Your instructions |
Leave out the pictures and reproduce all of the data exactly.

### Information given ###

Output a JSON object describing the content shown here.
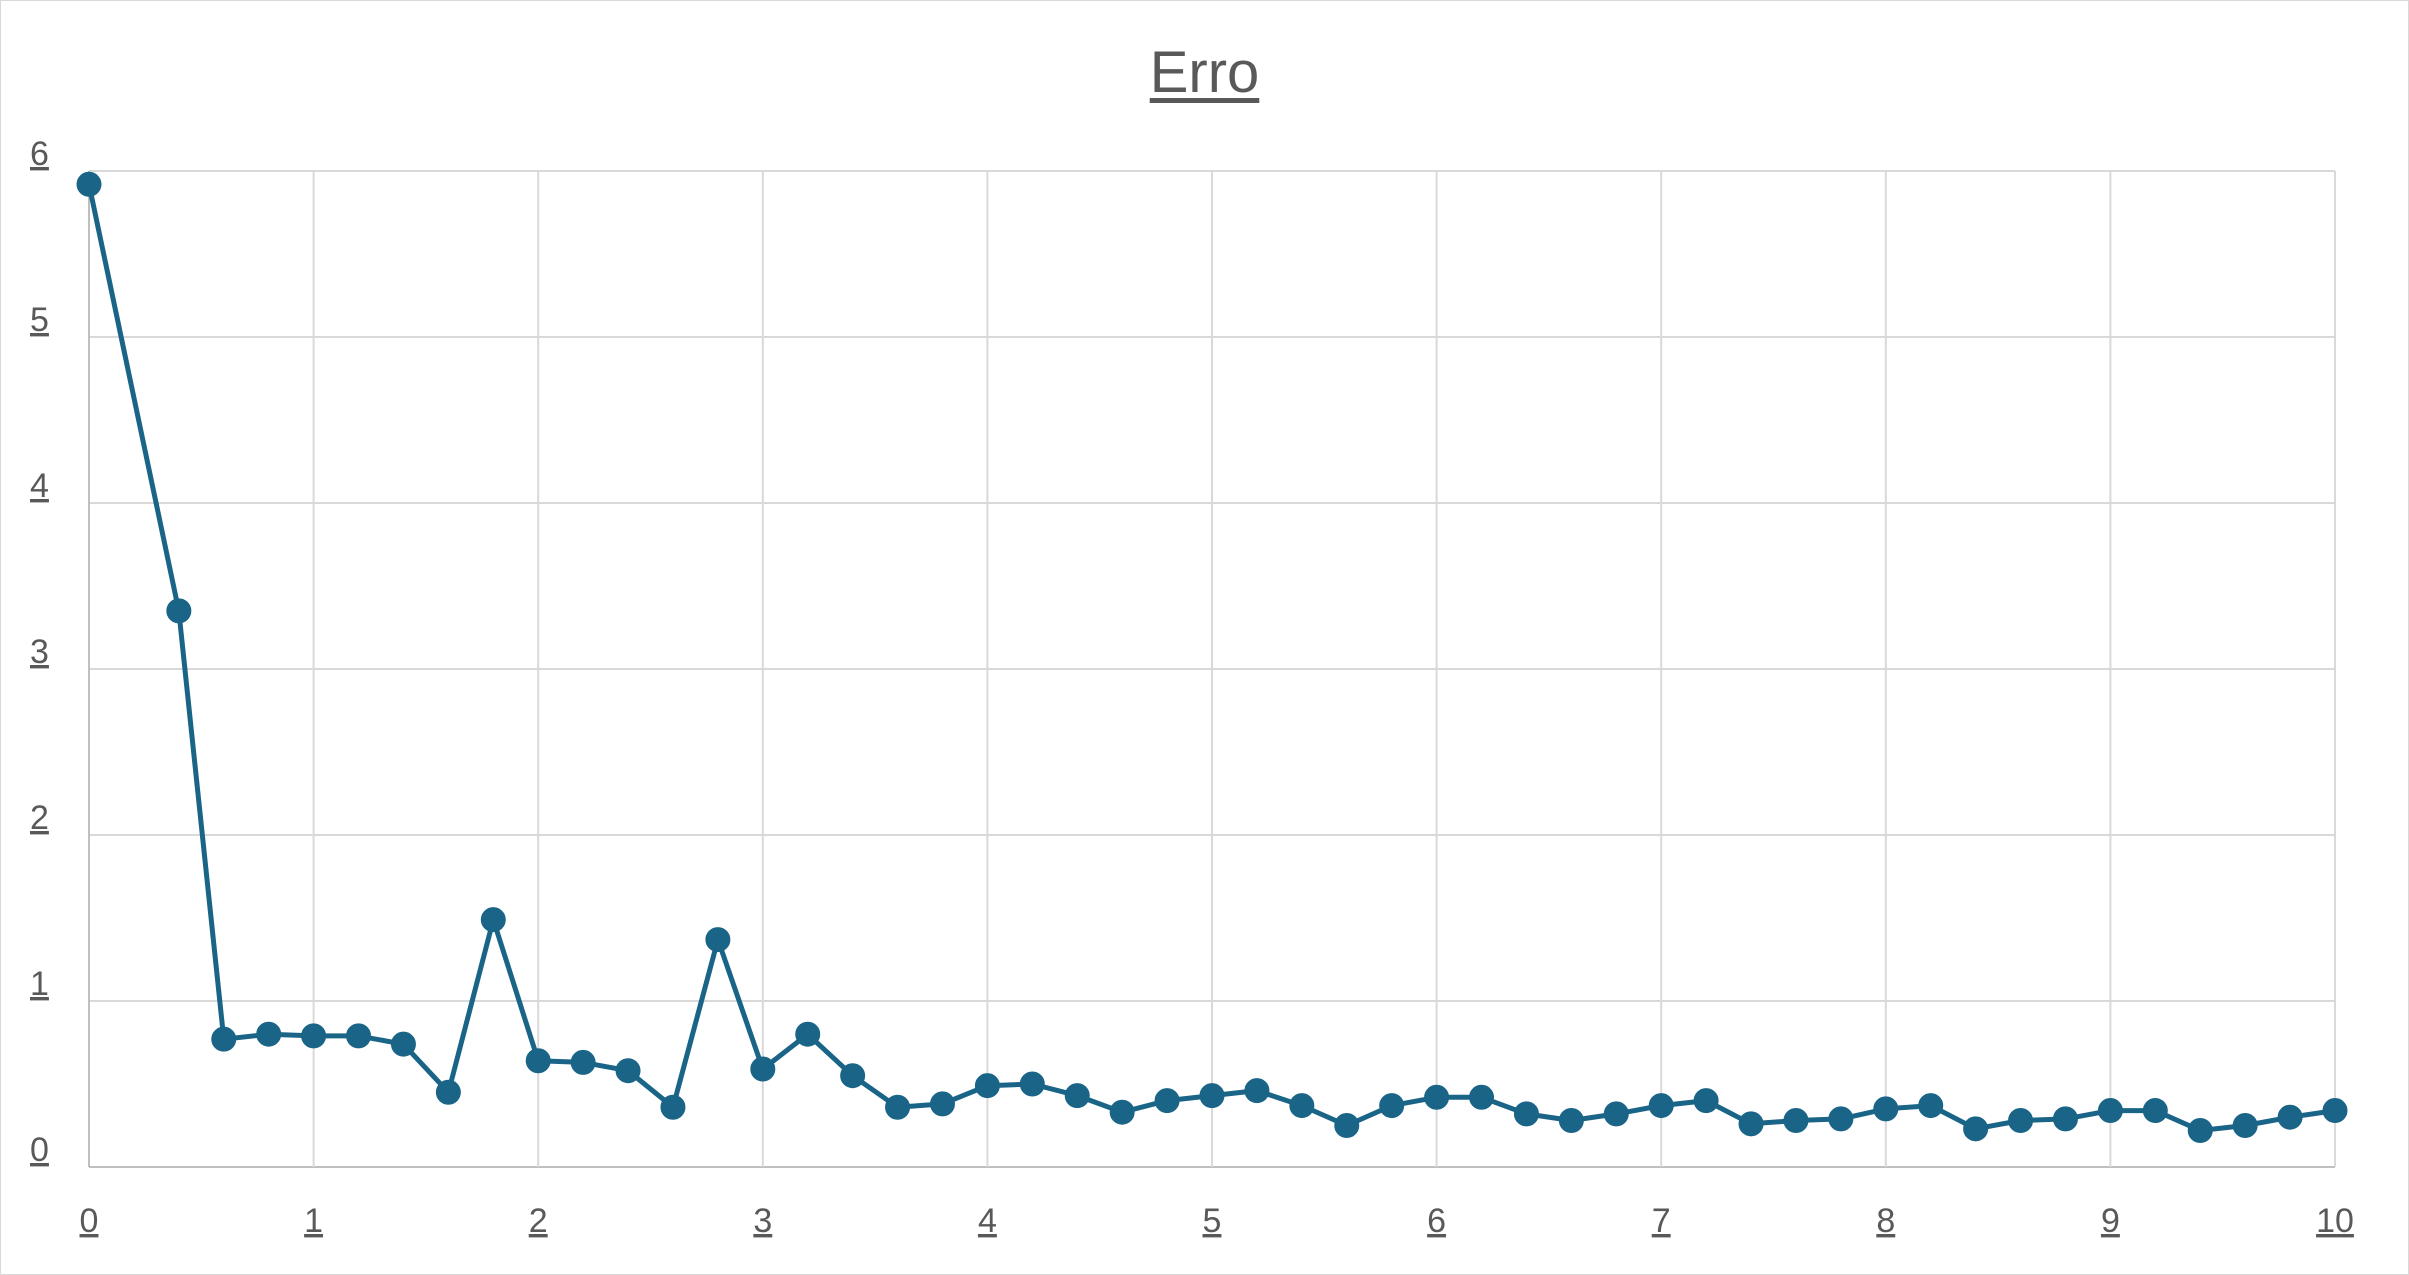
{
  "chart_data": {
    "type": "line",
    "title": "Erro",
    "xlabel": "",
    "ylabel": "",
    "xlim": [
      0,
      10
    ],
    "ylim": [
      0,
      6
    ],
    "x_ticks": [
      "0",
      "1",
      "2",
      "3",
      "4",
      "5",
      "6",
      "7",
      "8",
      "9",
      "10"
    ],
    "y_ticks": [
      "0",
      "1",
      "2",
      "3",
      "4",
      "5",
      "6"
    ],
    "grid": true,
    "legend": "none",
    "series": [
      {
        "color": "#1a6587",
        "marker": "circle",
        "points": [
          [
            0,
            5.92
          ],
          [
            0.4,
            3.35
          ],
          [
            0.6,
            0.77
          ],
          [
            0.8,
            0.8
          ],
          [
            1.0,
            0.79
          ],
          [
            1.2,
            0.79
          ],
          [
            1.4,
            0.74
          ],
          [
            1.6,
            0.45
          ],
          [
            1.8,
            1.49
          ],
          [
            2.0,
            0.64
          ],
          [
            2.2,
            0.63
          ],
          [
            2.4,
            0.58
          ],
          [
            2.6,
            0.36
          ],
          [
            2.8,
            1.37
          ],
          [
            3.0,
            0.59
          ],
          [
            3.2,
            0.8
          ],
          [
            3.4,
            0.55
          ],
          [
            3.6,
            0.36
          ],
          [
            3.8,
            0.38
          ],
          [
            4.0,
            0.49
          ],
          [
            4.2,
            0.5
          ],
          [
            4.4,
            0.43
          ],
          [
            4.6,
            0.33
          ],
          [
            4.8,
            0.4
          ],
          [
            5.0,
            0.43
          ],
          [
            5.2,
            0.46
          ],
          [
            5.4,
            0.37
          ],
          [
            5.6,
            0.25
          ],
          [
            5.8,
            0.37
          ],
          [
            6.0,
            0.42
          ],
          [
            6.2,
            0.42
          ],
          [
            6.4,
            0.32
          ],
          [
            6.6,
            0.28
          ],
          [
            6.8,
            0.32
          ],
          [
            7.0,
            0.37
          ],
          [
            7.2,
            0.4
          ],
          [
            7.4,
            0.26
          ],
          [
            7.6,
            0.28
          ],
          [
            7.8,
            0.29
          ],
          [
            8.0,
            0.35
          ],
          [
            8.2,
            0.37
          ],
          [
            8.4,
            0.23
          ],
          [
            8.6,
            0.28
          ],
          [
            8.8,
            0.29
          ],
          [
            9.0,
            0.34
          ],
          [
            9.2,
            0.34
          ],
          [
            9.4,
            0.22
          ],
          [
            9.6,
            0.25
          ],
          [
            9.8,
            0.3
          ],
          [
            10.0,
            0.34
          ]
        ]
      }
    ]
  }
}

###

Task response |
Output a JSON object describing the content shown here.
{
  "chart_data": {
    "type": "line",
    "title": "Erro",
    "xlabel": "",
    "ylabel": "",
    "xlim": [
      0,
      10
    ],
    "ylim": [
      0,
      6
    ],
    "x_ticks": [
      "0",
      "1",
      "2",
      "3",
      "4",
      "5",
      "6",
      "7",
      "8",
      "9",
      "10"
    ],
    "y_ticks": [
      "0",
      "1",
      "2",
      "3",
      "4",
      "5",
      "6"
    ],
    "grid": true,
    "legend": "none",
    "series": [
      {
        "color": "#1a6587",
        "marker": "circle",
        "points": [
          [
            0,
            5.92
          ],
          [
            0.4,
            3.35
          ],
          [
            0.6,
            0.77
          ],
          [
            0.8,
            0.8
          ],
          [
            1.0,
            0.79
          ],
          [
            1.2,
            0.79
          ],
          [
            1.4,
            0.74
          ],
          [
            1.6,
            0.45
          ],
          [
            1.8,
            1.49
          ],
          [
            2.0,
            0.64
          ],
          [
            2.2,
            0.63
          ],
          [
            2.4,
            0.58
          ],
          [
            2.6,
            0.36
          ],
          [
            2.8,
            1.37
          ],
          [
            3.0,
            0.59
          ],
          [
            3.2,
            0.8
          ],
          [
            3.4,
            0.55
          ],
          [
            3.6,
            0.36
          ],
          [
            3.8,
            0.38
          ],
          [
            4.0,
            0.49
          ],
          [
            4.2,
            0.5
          ],
          [
            4.4,
            0.43
          ],
          [
            4.6,
            0.33
          ],
          [
            4.8,
            0.4
          ],
          [
            5.0,
            0.43
          ],
          [
            5.2,
            0.46
          ],
          [
            5.4,
            0.37
          ],
          [
            5.6,
            0.25
          ],
          [
            5.8,
            0.37
          ],
          [
            6.0,
            0.42
          ],
          [
            6.2,
            0.42
          ],
          [
            6.4,
            0.32
          ],
          [
            6.6,
            0.28
          ],
          [
            6.8,
            0.32
          ],
          [
            7.0,
            0.37
          ],
          [
            7.2,
            0.4
          ],
          [
            7.4,
            0.26
          ],
          [
            7.6,
            0.28
          ],
          [
            7.8,
            0.29
          ],
          [
            8.0,
            0.35
          ],
          [
            8.2,
            0.37
          ],
          [
            8.4,
            0.23
          ],
          [
            8.6,
            0.28
          ],
          [
            8.8,
            0.29
          ],
          [
            9.0,
            0.34
          ],
          [
            9.2,
            0.34
          ],
          [
            9.4,
            0.22
          ],
          [
            9.6,
            0.25
          ],
          [
            9.8,
            0.3
          ],
          [
            10.0,
            0.34
          ]
        ]
      }
    ]
  }
}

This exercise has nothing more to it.